— Requirements —
Repeat the material in full. Keep every line exactly as it is.
-- Begin Material provided --
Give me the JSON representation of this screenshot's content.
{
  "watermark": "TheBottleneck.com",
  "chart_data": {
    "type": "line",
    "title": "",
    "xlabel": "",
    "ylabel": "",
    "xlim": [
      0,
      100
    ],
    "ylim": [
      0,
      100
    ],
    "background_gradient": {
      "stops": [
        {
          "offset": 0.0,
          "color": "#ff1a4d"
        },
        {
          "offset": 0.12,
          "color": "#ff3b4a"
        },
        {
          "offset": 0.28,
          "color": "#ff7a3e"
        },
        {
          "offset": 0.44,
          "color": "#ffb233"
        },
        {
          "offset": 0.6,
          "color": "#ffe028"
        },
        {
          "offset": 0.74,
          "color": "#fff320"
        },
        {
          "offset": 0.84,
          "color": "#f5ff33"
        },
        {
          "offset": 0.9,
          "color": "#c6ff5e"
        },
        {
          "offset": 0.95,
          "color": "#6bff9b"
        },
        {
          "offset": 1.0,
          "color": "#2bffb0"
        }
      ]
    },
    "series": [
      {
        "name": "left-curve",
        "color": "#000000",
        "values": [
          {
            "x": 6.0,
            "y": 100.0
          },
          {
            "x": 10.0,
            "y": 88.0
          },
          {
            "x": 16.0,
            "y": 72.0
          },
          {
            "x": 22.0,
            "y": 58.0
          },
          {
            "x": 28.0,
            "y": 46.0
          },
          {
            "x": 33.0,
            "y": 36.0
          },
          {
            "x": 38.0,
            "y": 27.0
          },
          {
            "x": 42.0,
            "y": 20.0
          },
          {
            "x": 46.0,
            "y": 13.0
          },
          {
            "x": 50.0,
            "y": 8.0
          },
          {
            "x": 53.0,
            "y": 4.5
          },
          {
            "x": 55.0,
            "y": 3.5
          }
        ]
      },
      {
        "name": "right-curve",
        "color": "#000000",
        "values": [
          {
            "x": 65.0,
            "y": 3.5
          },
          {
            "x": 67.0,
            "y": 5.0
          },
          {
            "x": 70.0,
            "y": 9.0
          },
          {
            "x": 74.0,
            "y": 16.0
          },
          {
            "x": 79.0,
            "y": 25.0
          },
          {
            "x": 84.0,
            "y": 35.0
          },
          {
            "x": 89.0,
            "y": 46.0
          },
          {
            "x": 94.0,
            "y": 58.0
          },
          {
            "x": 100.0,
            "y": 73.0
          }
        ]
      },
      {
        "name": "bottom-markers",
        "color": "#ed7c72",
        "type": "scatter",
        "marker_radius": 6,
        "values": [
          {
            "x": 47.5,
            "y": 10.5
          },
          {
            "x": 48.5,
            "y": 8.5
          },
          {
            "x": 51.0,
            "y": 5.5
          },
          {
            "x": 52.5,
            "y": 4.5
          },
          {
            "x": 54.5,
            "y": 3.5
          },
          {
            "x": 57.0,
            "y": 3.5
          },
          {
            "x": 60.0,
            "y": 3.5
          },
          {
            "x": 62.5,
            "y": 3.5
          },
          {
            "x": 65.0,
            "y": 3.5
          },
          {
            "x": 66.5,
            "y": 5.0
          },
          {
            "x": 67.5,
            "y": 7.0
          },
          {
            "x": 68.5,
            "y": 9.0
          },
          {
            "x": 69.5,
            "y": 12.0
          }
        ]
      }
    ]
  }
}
-- End Material provided --
— Correct answer —
Give me the JSON representation of this screenshot's content.
{
  "watermark": "TheBottleneck.com",
  "chart_data": {
    "type": "line",
    "title": "",
    "xlabel": "",
    "ylabel": "",
    "xlim": [
      0,
      100
    ],
    "ylim": [
      0,
      100
    ],
    "background_gradient": {
      "stops": [
        {
          "offset": 0.0,
          "color": "#ff1a4d"
        },
        {
          "offset": 0.12,
          "color": "#ff3b4a"
        },
        {
          "offset": 0.28,
          "color": "#ff7a3e"
        },
        {
          "offset": 0.44,
          "color": "#ffb233"
        },
        {
          "offset": 0.6,
          "color": "#ffe028"
        },
        {
          "offset": 0.74,
          "color": "#fff320"
        },
        {
          "offset": 0.84,
          "color": "#f5ff33"
        },
        {
          "offset": 0.9,
          "color": "#c6ff5e"
        },
        {
          "offset": 0.95,
          "color": "#6bff9b"
        },
        {
          "offset": 1.0,
          "color": "#2bffb0"
        }
      ]
    },
    "series": [
      {
        "name": "left-curve",
        "color": "#000000",
        "values": [
          {
            "x": 6.0,
            "y": 100.0
          },
          {
            "x": 10.0,
            "y": 88.0
          },
          {
            "x": 16.0,
            "y": 72.0
          },
          {
            "x": 22.0,
            "y": 58.0
          },
          {
            "x": 28.0,
            "y": 46.0
          },
          {
            "x": 33.0,
            "y": 36.0
          },
          {
            "x": 38.0,
            "y": 27.0
          },
          {
            "x": 42.0,
            "y": 20.0
          },
          {
            "x": 46.0,
            "y": 13.0
          },
          {
            "x": 50.0,
            "y": 8.0
          },
          {
            "x": 53.0,
            "y": 4.5
          },
          {
            "x": 55.0,
            "y": 3.5
          }
        ]
      },
      {
        "name": "right-curve",
        "color": "#000000",
        "values": [
          {
            "x": 65.0,
            "y": 3.5
          },
          {
            "x": 67.0,
            "y": 5.0
          },
          {
            "x": 70.0,
            "y": 9.0
          },
          {
            "x": 74.0,
            "y": 16.0
          },
          {
            "x": 79.0,
            "y": 25.0
          },
          {
            "x": 84.0,
            "y": 35.0
          },
          {
            "x": 89.0,
            "y": 46.0
          },
          {
            "x": 94.0,
            "y": 58.0
          },
          {
            "x": 100.0,
            "y": 73.0
          }
        ]
      },
      {
        "name": "bottom-markers",
        "color": "#ed7c72",
        "type": "scatter",
        "marker_radius": 6,
        "values": [
          {
            "x": 47.5,
            "y": 10.5
          },
          {
            "x": 48.5,
            "y": 8.5
          },
          {
            "x": 51.0,
            "y": 5.5
          },
          {
            "x": 52.5,
            "y": 4.5
          },
          {
            "x": 54.5,
            "y": 3.5
          },
          {
            "x": 57.0,
            "y": 3.5
          },
          {
            "x": 60.0,
            "y": 3.5
          },
          {
            "x": 62.5,
            "y": 3.5
          },
          {
            "x": 65.0,
            "y": 3.5
          },
          {
            "x": 66.5,
            "y": 5.0
          },
          {
            "x": 67.5,
            "y": 7.0
          },
          {
            "x": 68.5,
            "y": 9.0
          },
          {
            "x": 69.5,
            "y": 12.0
          }
        ]
      }
    ]
  }
}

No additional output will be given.